Annotated element listings:
--- Start ---

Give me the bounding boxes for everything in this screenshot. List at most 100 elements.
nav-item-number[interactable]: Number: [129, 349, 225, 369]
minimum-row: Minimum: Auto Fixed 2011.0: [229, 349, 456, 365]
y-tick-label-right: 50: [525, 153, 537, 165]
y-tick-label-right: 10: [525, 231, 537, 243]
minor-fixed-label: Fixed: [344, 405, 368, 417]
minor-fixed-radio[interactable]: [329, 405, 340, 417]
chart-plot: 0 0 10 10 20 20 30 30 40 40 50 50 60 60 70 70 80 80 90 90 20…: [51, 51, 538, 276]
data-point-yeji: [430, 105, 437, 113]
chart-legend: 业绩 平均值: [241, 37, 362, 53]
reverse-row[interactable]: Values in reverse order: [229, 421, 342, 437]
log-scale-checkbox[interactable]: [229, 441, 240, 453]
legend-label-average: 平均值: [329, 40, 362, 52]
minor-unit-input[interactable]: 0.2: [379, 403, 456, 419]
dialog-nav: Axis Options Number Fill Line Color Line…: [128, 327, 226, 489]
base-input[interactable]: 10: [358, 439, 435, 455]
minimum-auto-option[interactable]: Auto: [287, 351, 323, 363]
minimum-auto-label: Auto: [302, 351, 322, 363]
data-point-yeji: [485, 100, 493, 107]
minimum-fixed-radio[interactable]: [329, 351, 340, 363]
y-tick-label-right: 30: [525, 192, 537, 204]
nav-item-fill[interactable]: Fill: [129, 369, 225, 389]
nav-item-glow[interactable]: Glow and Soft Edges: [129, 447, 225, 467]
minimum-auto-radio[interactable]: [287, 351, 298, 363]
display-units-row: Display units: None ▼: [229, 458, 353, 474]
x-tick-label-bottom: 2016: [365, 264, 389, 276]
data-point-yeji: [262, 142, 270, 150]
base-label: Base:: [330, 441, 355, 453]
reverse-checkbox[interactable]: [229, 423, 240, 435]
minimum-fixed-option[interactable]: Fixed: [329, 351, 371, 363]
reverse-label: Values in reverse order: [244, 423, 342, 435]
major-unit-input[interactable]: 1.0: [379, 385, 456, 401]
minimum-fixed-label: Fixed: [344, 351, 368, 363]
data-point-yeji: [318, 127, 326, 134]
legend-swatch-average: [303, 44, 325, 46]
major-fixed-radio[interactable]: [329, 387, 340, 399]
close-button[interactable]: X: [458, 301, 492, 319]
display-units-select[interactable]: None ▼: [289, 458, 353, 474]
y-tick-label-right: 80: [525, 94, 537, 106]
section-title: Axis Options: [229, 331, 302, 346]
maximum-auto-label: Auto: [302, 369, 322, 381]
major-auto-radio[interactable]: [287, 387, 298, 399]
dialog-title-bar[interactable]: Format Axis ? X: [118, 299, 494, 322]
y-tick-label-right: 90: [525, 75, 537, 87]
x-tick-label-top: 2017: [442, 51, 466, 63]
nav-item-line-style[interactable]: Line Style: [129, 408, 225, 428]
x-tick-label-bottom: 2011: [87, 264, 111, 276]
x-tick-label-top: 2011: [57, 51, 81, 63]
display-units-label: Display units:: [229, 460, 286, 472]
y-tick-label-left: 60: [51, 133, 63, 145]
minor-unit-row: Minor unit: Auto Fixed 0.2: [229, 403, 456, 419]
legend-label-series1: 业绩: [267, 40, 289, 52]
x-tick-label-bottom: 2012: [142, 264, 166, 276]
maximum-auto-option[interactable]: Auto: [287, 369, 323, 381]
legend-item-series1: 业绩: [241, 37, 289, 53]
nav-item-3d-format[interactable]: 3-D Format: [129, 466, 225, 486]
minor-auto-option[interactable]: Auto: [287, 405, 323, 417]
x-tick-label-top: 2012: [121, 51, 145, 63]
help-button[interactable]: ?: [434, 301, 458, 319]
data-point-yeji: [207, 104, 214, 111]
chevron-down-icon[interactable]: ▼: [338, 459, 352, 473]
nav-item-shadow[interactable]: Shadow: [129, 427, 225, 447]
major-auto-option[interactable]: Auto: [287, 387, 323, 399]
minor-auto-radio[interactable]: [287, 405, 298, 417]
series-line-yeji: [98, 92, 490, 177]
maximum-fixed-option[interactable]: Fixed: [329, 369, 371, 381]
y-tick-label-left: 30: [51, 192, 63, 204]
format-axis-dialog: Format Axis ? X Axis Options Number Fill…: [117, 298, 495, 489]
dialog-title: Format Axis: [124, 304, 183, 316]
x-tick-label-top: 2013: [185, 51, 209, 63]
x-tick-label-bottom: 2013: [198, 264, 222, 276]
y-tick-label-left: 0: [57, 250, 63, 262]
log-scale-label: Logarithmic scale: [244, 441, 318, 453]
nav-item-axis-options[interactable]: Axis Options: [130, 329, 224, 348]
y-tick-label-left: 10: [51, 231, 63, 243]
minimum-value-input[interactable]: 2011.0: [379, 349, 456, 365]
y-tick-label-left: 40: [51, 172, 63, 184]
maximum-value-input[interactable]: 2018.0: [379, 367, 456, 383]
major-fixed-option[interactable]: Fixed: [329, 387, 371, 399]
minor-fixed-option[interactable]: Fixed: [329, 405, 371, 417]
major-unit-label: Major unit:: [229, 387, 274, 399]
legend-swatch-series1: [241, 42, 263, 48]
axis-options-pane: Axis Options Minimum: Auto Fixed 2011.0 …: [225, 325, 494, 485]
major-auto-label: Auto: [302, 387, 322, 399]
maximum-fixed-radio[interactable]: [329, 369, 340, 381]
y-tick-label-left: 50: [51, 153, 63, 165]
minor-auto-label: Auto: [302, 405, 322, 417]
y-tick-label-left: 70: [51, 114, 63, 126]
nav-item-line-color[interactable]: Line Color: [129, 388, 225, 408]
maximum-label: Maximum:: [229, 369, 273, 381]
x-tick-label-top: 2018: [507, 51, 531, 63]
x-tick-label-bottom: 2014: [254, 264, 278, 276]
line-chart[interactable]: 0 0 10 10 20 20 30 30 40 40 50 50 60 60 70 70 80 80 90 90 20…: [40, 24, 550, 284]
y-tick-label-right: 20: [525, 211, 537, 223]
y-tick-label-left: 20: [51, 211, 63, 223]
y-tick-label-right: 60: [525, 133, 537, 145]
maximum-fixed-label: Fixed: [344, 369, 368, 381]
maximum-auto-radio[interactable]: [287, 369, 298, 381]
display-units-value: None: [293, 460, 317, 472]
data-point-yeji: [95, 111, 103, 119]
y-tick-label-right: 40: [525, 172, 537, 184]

--- End ---

PROMPT:
Reproduce the lines above word for word.

THE SOLUTION:
Give me the bounding boxes for everything in this screenshot. List at most 100 elements.
nav-item-number[interactable]: Number: [129, 349, 225, 369]
minimum-row: Minimum: Auto Fixed 2011.0: [229, 349, 456, 365]
y-tick-label-right: 50: [525, 153, 537, 165]
y-tick-label-right: 10: [525, 231, 537, 243]
minor-fixed-label: Fixed: [344, 405, 368, 417]
minor-fixed-radio[interactable]: [329, 405, 340, 417]
chart-plot: 0 0 10 10 20 20 30 30 40 40 50 50 60 60 70 70 80 80 90 90 20…: [51, 51, 538, 276]
data-point-yeji: [430, 105, 437, 113]
chart-legend: 业绩 平均值: [241, 37, 362, 53]
reverse-row[interactable]: Values in reverse order: [229, 421, 342, 437]
log-scale-checkbox[interactable]: [229, 441, 240, 453]
legend-label-average: 平均值: [329, 40, 362, 52]
minor-unit-input[interactable]: 0.2: [379, 403, 456, 419]
dialog-nav: Axis Options Number Fill Line Color Line…: [128, 327, 226, 489]
base-input[interactable]: 10: [358, 439, 435, 455]
minimum-auto-option[interactable]: Auto: [287, 351, 323, 363]
minimum-auto-label: Auto: [302, 351, 322, 363]
data-point-yeji: [485, 100, 493, 107]
minimum-fixed-radio[interactable]: [329, 351, 340, 363]
y-tick-label-right: 30: [525, 192, 537, 204]
nav-item-fill[interactable]: Fill: [129, 369, 225, 389]
nav-item-glow[interactable]: Glow and Soft Edges: [129, 447, 225, 467]
minimum-auto-radio[interactable]: [287, 351, 298, 363]
display-units-row: Display units: None ▼: [229, 458, 353, 474]
x-tick-label-bottom: 2016: [365, 264, 389, 276]
data-point-yeji: [262, 142, 270, 150]
base-label: Base:: [330, 441, 355, 453]
reverse-checkbox[interactable]: [229, 423, 240, 435]
minimum-fixed-option[interactable]: Fixed: [329, 351, 371, 363]
reverse-label: Values in reverse order: [244, 423, 342, 435]
major-unit-input[interactable]: 1.0: [379, 385, 456, 401]
minimum-fixed-label: Fixed: [344, 351, 368, 363]
data-point-yeji: [318, 127, 326, 134]
legend-swatch-average: [303, 44, 325, 46]
major-fixed-radio[interactable]: [329, 387, 340, 399]
close-button[interactable]: X: [458, 301, 492, 319]
display-units-select[interactable]: None ▼: [289, 458, 353, 474]
y-tick-label-right: 80: [525, 94, 537, 106]
section-title: Axis Options: [229, 331, 302, 346]
maximum-auto-label: Auto: [302, 369, 322, 381]
major-auto-radio[interactable]: [287, 387, 298, 399]
dialog-title-bar[interactable]: Format Axis ? X: [118, 299, 494, 322]
y-tick-label-right: 90: [525, 75, 537, 87]
x-tick-label-top: 2017: [442, 51, 466, 63]
nav-item-line-style[interactable]: Line Style: [129, 408, 225, 428]
x-tick-label-bottom: 2011: [87, 264, 111, 276]
x-tick-label-top: 2011: [57, 51, 81, 63]
display-units-label: Display units:: [229, 460, 286, 472]
y-tick-label-left: 60: [51, 133, 63, 145]
minor-unit-row: Minor unit: Auto Fixed 0.2: [229, 403, 456, 419]
legend-label-series1: 业绩: [267, 40, 289, 52]
x-tick-label-bottom: 2012: [142, 264, 166, 276]
maximum-auto-option[interactable]: Auto: [287, 369, 323, 381]
legend-item-series1: 业绩: [241, 37, 289, 53]
nav-item-3d-format[interactable]: 3-D Format: [129, 466, 225, 486]
minor-auto-option[interactable]: Auto: [287, 405, 323, 417]
x-tick-label-top: 2012: [121, 51, 145, 63]
help-button[interactable]: ?: [434, 301, 458, 319]
data-point-yeji: [207, 104, 214, 111]
chevron-down-icon[interactable]: ▼: [338, 459, 352, 473]
nav-item-shadow[interactable]: Shadow: [129, 427, 225, 447]
major-auto-option[interactable]: Auto: [287, 387, 323, 399]
minor-auto-radio[interactable]: [287, 405, 298, 417]
series-line-yeji: [98, 92, 490, 177]
maximum-fixed-option[interactable]: Fixed: [329, 369, 371, 381]
y-tick-label-left: 30: [51, 192, 63, 204]
format-axis-dialog: Format Axis ? X Axis Options Number Fill…: [117, 298, 495, 489]
dialog-title: Format Axis: [124, 304, 183, 316]
x-tick-label-top: 2013: [185, 51, 209, 63]
x-tick-label-bottom: 2013: [198, 264, 222, 276]
y-tick-label-left: 0: [57, 250, 63, 262]
log-scale-label: Logarithmic scale: [244, 441, 318, 453]
nav-item-axis-options[interactable]: Axis Options: [130, 329, 224, 348]
y-tick-label-left: 10: [51, 231, 63, 243]
minimum-value-input[interactable]: 2011.0: [379, 349, 456, 365]
y-tick-label-left: 40: [51, 172, 63, 184]
maximum-value-input[interactable]: 2018.0: [379, 367, 456, 383]
major-fixed-option[interactable]: Fixed: [329, 387, 371, 399]
minor-fixed-option[interactable]: Fixed: [329, 405, 371, 417]
major-unit-label: Major unit:: [229, 387, 274, 399]
legend-swatch-series1: [241, 42, 263, 48]
axis-options-pane: Axis Options Minimum: Auto Fixed 2011.0 …: [225, 325, 494, 485]
major-auto-label: Auto: [302, 387, 322, 399]
maximum-fixed-radio[interactable]: [329, 369, 340, 381]
y-tick-label-left: 50: [51, 153, 63, 165]
minor-auto-label: Auto: [302, 405, 322, 417]
y-tick-label-left: 70: [51, 114, 63, 126]
nav-item-line-color[interactable]: Line Color: [129, 388, 225, 408]
maximum-label: Maximum:: [229, 369, 273, 381]
x-tick-label-top: 2018: [507, 51, 531, 63]
x-tick-label-bottom: 2014: [254, 264, 278, 276]
line-chart[interactable]: 0 0 10 10 20 20 30 30 40 40 50 50 60 60 70 70 80 80 90 90 20…: [40, 24, 550, 284]
y-tick-label-right: 20: [525, 211, 537, 223]
y-tick-label-left: 20: [51, 211, 63, 223]
y-tick-label-right: 60: [525, 133, 537, 145]
maximum-fixed-label: Fixed: [344, 369, 368, 381]
maximum-auto-radio[interactable]: [287, 369, 298, 381]
display-units-value: None: [293, 460, 317, 472]
data-point-yeji: [95, 111, 103, 119]
y-tick-label-right: 40: [525, 172, 537, 184]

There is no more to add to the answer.